Dataset excerpt:
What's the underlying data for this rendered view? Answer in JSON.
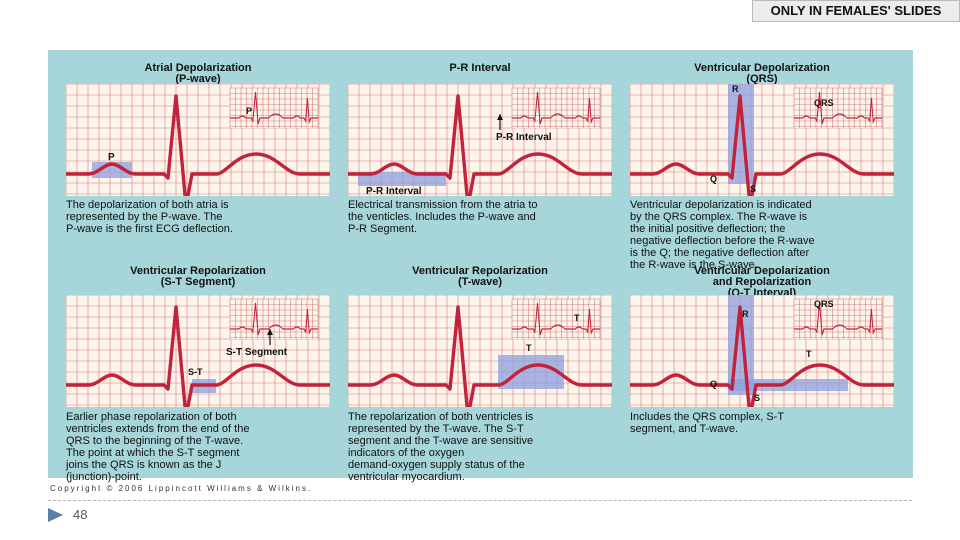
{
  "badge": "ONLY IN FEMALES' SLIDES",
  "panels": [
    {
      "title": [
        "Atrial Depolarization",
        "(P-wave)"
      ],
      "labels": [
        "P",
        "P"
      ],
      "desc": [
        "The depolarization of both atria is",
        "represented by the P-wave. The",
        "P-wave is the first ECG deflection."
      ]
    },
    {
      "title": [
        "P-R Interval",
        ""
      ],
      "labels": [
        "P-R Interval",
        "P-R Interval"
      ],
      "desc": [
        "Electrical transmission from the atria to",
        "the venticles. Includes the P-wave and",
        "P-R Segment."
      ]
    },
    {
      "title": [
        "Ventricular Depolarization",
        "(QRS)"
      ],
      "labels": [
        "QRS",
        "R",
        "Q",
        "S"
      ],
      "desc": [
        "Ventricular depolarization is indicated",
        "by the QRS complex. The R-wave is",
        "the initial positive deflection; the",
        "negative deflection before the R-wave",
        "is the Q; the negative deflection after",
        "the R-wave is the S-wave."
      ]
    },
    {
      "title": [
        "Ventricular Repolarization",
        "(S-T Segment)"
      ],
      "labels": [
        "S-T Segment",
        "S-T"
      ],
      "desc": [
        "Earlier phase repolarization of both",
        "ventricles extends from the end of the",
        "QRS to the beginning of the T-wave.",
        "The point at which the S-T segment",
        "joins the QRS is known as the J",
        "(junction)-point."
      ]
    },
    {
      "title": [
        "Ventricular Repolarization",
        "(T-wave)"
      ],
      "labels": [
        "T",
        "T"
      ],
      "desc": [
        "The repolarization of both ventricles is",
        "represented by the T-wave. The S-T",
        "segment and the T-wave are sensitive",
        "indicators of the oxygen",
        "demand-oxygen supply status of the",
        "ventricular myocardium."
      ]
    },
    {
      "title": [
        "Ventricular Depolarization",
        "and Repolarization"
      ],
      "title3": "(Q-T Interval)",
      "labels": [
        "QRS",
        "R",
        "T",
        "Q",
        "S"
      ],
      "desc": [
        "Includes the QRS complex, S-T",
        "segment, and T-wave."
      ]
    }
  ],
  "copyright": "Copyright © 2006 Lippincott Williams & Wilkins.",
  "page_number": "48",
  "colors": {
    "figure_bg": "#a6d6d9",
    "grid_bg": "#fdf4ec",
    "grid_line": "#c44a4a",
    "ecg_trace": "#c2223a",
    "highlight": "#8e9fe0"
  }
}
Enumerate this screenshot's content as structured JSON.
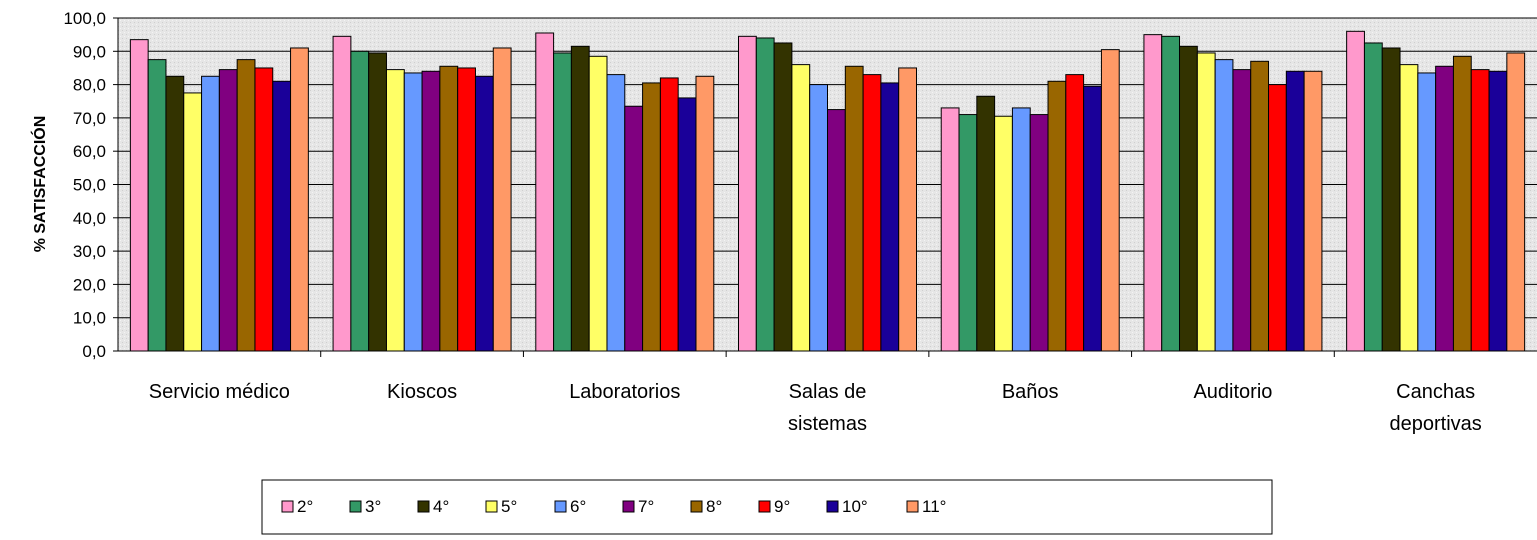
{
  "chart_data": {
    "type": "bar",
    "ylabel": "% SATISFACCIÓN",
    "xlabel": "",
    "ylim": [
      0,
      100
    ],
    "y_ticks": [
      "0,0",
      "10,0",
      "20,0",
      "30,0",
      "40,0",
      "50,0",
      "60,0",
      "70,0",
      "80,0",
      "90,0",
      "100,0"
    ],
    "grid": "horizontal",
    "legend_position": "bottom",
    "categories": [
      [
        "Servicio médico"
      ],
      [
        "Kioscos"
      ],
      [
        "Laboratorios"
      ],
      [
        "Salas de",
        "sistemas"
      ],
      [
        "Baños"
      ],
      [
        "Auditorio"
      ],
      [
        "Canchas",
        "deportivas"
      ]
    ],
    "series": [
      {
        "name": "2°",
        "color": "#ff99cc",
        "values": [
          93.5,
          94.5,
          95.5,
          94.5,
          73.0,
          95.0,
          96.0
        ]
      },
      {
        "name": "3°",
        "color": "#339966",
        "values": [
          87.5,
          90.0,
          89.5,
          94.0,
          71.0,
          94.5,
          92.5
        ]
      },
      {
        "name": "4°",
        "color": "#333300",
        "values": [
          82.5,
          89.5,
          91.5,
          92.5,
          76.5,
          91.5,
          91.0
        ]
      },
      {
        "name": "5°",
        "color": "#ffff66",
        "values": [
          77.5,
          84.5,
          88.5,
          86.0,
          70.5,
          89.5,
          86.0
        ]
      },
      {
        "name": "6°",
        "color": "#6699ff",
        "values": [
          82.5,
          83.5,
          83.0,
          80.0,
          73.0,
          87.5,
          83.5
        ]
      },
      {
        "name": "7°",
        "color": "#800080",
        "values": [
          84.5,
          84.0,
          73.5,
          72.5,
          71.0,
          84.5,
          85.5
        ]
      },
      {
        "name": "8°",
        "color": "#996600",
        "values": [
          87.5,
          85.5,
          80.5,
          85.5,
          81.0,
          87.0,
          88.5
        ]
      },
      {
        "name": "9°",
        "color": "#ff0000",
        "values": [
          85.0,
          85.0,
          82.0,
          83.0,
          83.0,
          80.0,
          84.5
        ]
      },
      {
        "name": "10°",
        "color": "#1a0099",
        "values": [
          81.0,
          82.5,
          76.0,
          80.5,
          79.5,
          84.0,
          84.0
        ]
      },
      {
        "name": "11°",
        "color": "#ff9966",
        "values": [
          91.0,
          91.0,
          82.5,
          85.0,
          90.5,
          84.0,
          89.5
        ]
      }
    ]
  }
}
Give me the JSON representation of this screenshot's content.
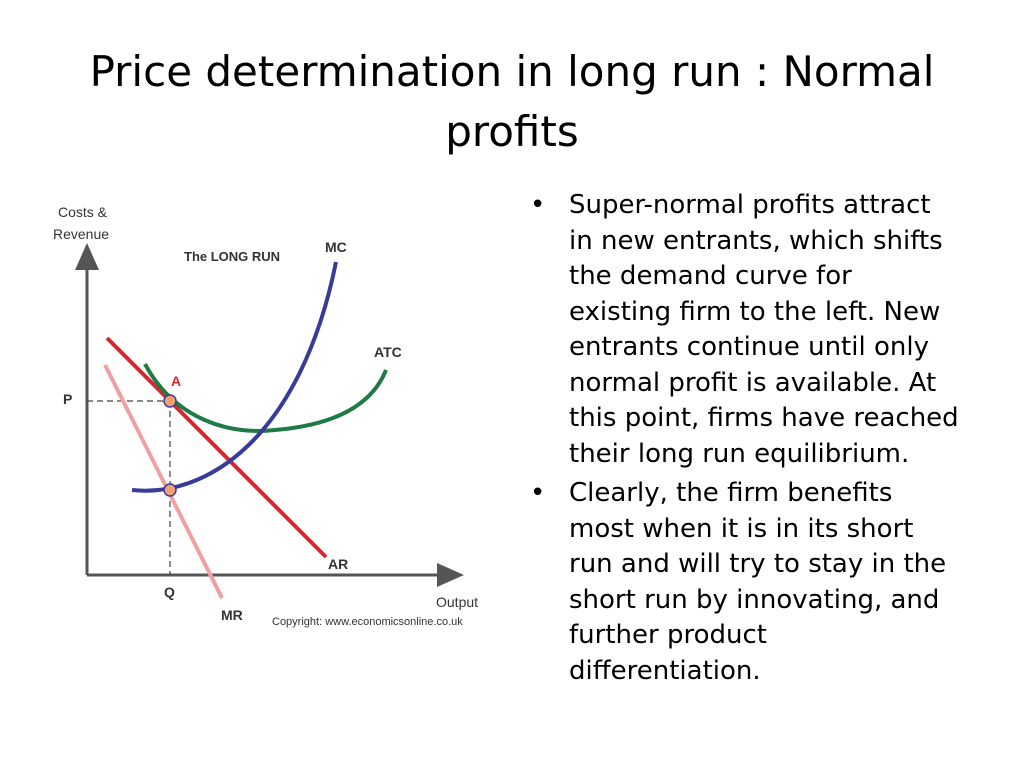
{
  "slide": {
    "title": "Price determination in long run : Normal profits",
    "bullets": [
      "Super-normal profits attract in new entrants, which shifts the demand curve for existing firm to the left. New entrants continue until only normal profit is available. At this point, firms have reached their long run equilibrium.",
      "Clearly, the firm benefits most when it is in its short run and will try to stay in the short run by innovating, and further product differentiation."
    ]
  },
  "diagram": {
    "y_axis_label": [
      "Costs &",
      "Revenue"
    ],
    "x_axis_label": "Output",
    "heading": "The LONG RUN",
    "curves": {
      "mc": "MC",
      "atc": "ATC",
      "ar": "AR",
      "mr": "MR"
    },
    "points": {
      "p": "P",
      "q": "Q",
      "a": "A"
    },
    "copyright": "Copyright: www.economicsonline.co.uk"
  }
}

=== Given instruction ===
Copy each line from the records above that includes the string "oxygen".

=== Expected answer ===
        "indicators of the oxygen",
        "demand-oxygen supply status of the",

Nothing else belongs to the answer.